**What this task involves:** Give the data a second time, exactly and in full.

**Data for the task:**
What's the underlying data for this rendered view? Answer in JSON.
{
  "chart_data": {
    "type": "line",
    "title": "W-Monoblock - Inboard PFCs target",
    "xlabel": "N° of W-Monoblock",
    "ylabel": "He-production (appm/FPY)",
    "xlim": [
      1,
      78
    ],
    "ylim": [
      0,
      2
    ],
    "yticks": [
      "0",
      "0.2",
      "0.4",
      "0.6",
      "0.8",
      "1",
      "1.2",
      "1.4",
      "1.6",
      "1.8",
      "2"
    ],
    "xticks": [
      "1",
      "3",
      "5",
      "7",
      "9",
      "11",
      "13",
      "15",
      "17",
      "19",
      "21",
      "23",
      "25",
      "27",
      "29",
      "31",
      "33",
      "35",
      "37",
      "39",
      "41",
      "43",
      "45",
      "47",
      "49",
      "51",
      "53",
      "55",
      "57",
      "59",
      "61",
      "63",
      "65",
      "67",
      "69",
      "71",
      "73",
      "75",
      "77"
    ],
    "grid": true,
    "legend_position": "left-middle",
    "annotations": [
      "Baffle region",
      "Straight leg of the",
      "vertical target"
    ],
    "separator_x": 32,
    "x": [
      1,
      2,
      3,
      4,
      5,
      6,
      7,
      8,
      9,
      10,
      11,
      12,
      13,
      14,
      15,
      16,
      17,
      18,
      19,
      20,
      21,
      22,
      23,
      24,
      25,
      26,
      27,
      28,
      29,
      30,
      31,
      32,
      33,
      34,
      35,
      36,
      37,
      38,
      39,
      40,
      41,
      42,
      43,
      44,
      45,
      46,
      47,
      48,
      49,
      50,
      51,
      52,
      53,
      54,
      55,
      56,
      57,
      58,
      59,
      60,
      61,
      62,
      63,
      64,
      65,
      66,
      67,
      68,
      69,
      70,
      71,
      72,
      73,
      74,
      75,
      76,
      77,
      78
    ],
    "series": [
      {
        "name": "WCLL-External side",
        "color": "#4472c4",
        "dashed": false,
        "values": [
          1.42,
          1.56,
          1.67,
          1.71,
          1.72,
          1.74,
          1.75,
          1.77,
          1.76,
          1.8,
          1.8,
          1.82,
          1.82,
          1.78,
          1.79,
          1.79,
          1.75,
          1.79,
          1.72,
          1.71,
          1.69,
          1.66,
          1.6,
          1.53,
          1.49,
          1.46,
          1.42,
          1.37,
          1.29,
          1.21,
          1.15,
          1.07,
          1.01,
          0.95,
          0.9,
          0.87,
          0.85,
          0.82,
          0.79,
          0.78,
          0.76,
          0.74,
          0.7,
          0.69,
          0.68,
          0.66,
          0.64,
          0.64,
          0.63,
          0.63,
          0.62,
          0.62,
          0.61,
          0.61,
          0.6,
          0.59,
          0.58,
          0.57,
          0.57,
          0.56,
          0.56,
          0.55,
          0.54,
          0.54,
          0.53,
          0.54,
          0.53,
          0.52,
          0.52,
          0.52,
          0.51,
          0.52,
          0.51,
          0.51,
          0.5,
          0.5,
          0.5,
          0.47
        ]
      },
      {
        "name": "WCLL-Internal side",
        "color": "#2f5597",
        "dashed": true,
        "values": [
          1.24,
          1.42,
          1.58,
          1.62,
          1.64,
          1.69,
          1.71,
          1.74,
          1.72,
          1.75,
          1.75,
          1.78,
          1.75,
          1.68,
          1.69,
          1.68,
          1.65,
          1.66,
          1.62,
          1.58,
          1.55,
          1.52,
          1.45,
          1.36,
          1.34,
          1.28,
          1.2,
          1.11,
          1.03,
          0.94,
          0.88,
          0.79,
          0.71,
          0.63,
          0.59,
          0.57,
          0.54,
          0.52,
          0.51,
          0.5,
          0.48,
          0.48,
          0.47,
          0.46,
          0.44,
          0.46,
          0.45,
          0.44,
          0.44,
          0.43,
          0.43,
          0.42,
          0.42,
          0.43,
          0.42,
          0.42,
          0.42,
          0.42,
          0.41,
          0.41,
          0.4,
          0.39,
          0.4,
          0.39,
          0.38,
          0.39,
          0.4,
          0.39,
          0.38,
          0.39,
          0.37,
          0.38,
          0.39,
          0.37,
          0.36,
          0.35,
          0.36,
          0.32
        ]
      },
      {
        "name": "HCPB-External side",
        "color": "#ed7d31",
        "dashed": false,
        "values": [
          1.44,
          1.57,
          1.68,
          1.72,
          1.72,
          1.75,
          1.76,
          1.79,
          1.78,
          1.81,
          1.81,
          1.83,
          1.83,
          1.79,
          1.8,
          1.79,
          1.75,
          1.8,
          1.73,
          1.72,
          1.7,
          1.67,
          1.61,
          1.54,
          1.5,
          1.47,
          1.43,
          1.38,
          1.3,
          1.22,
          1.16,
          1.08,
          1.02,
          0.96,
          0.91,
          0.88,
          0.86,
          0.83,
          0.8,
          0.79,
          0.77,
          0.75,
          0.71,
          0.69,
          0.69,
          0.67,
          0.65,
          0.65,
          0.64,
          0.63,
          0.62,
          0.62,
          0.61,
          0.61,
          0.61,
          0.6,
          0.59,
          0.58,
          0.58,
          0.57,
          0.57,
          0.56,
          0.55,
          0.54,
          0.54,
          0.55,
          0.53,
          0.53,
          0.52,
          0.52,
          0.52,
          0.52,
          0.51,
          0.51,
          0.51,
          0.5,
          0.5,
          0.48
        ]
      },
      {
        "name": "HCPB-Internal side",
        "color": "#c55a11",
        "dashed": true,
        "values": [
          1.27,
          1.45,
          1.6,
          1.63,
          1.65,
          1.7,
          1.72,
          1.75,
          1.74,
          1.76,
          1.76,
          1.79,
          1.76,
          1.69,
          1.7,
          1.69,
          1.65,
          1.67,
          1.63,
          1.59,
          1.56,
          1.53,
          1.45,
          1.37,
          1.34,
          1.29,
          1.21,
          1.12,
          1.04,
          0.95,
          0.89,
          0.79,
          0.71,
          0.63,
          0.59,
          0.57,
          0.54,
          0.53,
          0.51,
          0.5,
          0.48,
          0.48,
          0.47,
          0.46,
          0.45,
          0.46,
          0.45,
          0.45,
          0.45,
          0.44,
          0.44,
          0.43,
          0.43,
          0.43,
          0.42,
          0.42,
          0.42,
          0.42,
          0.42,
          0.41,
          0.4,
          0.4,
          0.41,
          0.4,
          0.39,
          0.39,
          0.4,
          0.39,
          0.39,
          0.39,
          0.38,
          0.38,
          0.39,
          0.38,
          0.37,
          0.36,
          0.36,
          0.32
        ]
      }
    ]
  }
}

**Solution to this exercise:**
What's the underlying data for this rendered view? Answer in JSON.
{
  "chart_data": {
    "type": "line",
    "title": "W-Monoblock - Inboard PFCs target",
    "xlabel": "N° of W-Monoblock",
    "ylabel": "He-production (appm/FPY)",
    "xlim": [
      1,
      78
    ],
    "ylim": [
      0,
      2
    ],
    "yticks": [
      "0",
      "0.2",
      "0.4",
      "0.6",
      "0.8",
      "1",
      "1.2",
      "1.4",
      "1.6",
      "1.8",
      "2"
    ],
    "xticks": [
      "1",
      "3",
      "5",
      "7",
      "9",
      "11",
      "13",
      "15",
      "17",
      "19",
      "21",
      "23",
      "25",
      "27",
      "29",
      "31",
      "33",
      "35",
      "37",
      "39",
      "41",
      "43",
      "45",
      "47",
      "49",
      "51",
      "53",
      "55",
      "57",
      "59",
      "61",
      "63",
      "65",
      "67",
      "69",
      "71",
      "73",
      "75",
      "77"
    ],
    "grid": true,
    "legend_position": "left-middle",
    "annotations": [
      "Baffle region",
      "Straight leg of the",
      "vertical target"
    ],
    "separator_x": 32,
    "x": [
      1,
      2,
      3,
      4,
      5,
      6,
      7,
      8,
      9,
      10,
      11,
      12,
      13,
      14,
      15,
      16,
      17,
      18,
      19,
      20,
      21,
      22,
      23,
      24,
      25,
      26,
      27,
      28,
      29,
      30,
      31,
      32,
      33,
      34,
      35,
      36,
      37,
      38,
      39,
      40,
      41,
      42,
      43,
      44,
      45,
      46,
      47,
      48,
      49,
      50,
      51,
      52,
      53,
      54,
      55,
      56,
      57,
      58,
      59,
      60,
      61,
      62,
      63,
      64,
      65,
      66,
      67,
      68,
      69,
      70,
      71,
      72,
      73,
      74,
      75,
      76,
      77,
      78
    ],
    "series": [
      {
        "name": "WCLL-External side",
        "color": "#4472c4",
        "dashed": false,
        "values": [
          1.42,
          1.56,
          1.67,
          1.71,
          1.72,
          1.74,
          1.75,
          1.77,
          1.76,
          1.8,
          1.8,
          1.82,
          1.82,
          1.78,
          1.79,
          1.79,
          1.75,
          1.79,
          1.72,
          1.71,
          1.69,
          1.66,
          1.6,
          1.53,
          1.49,
          1.46,
          1.42,
          1.37,
          1.29,
          1.21,
          1.15,
          1.07,
          1.01,
          0.95,
          0.9,
          0.87,
          0.85,
          0.82,
          0.79,
          0.78,
          0.76,
          0.74,
          0.7,
          0.69,
          0.68,
          0.66,
          0.64,
          0.64,
          0.63,
          0.63,
          0.62,
          0.62,
          0.61,
          0.61,
          0.6,
          0.59,
          0.58,
          0.57,
          0.57,
          0.56,
          0.56,
          0.55,
          0.54,
          0.54,
          0.53,
          0.54,
          0.53,
          0.52,
          0.52,
          0.52,
          0.51,
          0.52,
          0.51,
          0.51,
          0.5,
          0.5,
          0.5,
          0.47
        ]
      },
      {
        "name": "WCLL-Internal side",
        "color": "#2f5597",
        "dashed": true,
        "values": [
          1.24,
          1.42,
          1.58,
          1.62,
          1.64,
          1.69,
          1.71,
          1.74,
          1.72,
          1.75,
          1.75,
          1.78,
          1.75,
          1.68,
          1.69,
          1.68,
          1.65,
          1.66,
          1.62,
          1.58,
          1.55,
          1.52,
          1.45,
          1.36,
          1.34,
          1.28,
          1.2,
          1.11,
          1.03,
          0.94,
          0.88,
          0.79,
          0.71,
          0.63,
          0.59,
          0.57,
          0.54,
          0.52,
          0.51,
          0.5,
          0.48,
          0.48,
          0.47,
          0.46,
          0.44,
          0.46,
          0.45,
          0.44,
          0.44,
          0.43,
          0.43,
          0.42,
          0.42,
          0.43,
          0.42,
          0.42,
          0.42,
          0.42,
          0.41,
          0.41,
          0.4,
          0.39,
          0.4,
          0.39,
          0.38,
          0.39,
          0.4,
          0.39,
          0.38,
          0.39,
          0.37,
          0.38,
          0.39,
          0.37,
          0.36,
          0.35,
          0.36,
          0.32
        ]
      },
      {
        "name": "HCPB-External side",
        "color": "#ed7d31",
        "dashed": false,
        "values": [
          1.44,
          1.57,
          1.68,
          1.72,
          1.72,
          1.75,
          1.76,
          1.79,
          1.78,
          1.81,
          1.81,
          1.83,
          1.83,
          1.79,
          1.8,
          1.79,
          1.75,
          1.8,
          1.73,
          1.72,
          1.7,
          1.67,
          1.61,
          1.54,
          1.5,
          1.47,
          1.43,
          1.38,
          1.3,
          1.22,
          1.16,
          1.08,
          1.02,
          0.96,
          0.91,
          0.88,
          0.86,
          0.83,
          0.8,
          0.79,
          0.77,
          0.75,
          0.71,
          0.69,
          0.69,
          0.67,
          0.65,
          0.65,
          0.64,
          0.63,
          0.62,
          0.62,
          0.61,
          0.61,
          0.61,
          0.6,
          0.59,
          0.58,
          0.58,
          0.57,
          0.57,
          0.56,
          0.55,
          0.54,
          0.54,
          0.55,
          0.53,
          0.53,
          0.52,
          0.52,
          0.52,
          0.52,
          0.51,
          0.51,
          0.51,
          0.5,
          0.5,
          0.48
        ]
      },
      {
        "name": "HCPB-Internal side",
        "color": "#c55a11",
        "dashed": true,
        "values": [
          1.27,
          1.45,
          1.6,
          1.63,
          1.65,
          1.7,
          1.72,
          1.75,
          1.74,
          1.76,
          1.76,
          1.79,
          1.76,
          1.69,
          1.7,
          1.69,
          1.65,
          1.67,
          1.63,
          1.59,
          1.56,
          1.53,
          1.45,
          1.37,
          1.34,
          1.29,
          1.21,
          1.12,
          1.04,
          0.95,
          0.89,
          0.79,
          0.71,
          0.63,
          0.59,
          0.57,
          0.54,
          0.53,
          0.51,
          0.5,
          0.48,
          0.48,
          0.47,
          0.46,
          0.45,
          0.46,
          0.45,
          0.45,
          0.45,
          0.44,
          0.44,
          0.43,
          0.43,
          0.43,
          0.42,
          0.42,
          0.42,
          0.42,
          0.42,
          0.41,
          0.4,
          0.4,
          0.41,
          0.4,
          0.39,
          0.39,
          0.4,
          0.39,
          0.39,
          0.39,
          0.38,
          0.38,
          0.39,
          0.38,
          0.37,
          0.36,
          0.36,
          0.32
        ]
      }
    ]
  }
}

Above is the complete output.